Exercise aim => Report the count of lines below in which the string "order" occurs; include nothing else.

Working data =>
-------
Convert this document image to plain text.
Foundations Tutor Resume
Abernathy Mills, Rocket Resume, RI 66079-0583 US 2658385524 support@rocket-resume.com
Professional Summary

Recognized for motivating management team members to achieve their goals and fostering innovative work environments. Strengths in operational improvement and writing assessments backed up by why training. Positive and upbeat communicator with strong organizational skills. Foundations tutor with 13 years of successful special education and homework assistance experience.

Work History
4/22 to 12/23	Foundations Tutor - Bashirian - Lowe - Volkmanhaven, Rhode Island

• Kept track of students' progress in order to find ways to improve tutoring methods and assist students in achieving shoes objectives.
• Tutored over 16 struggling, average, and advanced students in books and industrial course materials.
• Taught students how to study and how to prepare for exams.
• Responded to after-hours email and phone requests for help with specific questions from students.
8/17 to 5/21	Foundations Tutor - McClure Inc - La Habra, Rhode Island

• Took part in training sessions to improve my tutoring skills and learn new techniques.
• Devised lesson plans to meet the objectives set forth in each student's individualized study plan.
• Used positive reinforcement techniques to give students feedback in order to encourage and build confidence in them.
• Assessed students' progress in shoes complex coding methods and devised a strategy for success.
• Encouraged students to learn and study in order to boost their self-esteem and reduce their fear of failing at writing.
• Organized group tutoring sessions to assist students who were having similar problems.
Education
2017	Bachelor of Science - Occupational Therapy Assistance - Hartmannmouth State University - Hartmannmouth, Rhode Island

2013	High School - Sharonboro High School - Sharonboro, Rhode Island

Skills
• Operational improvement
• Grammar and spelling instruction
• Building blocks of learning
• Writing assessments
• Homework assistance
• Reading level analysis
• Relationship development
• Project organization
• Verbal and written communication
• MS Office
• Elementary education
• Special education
-------
Full output => 3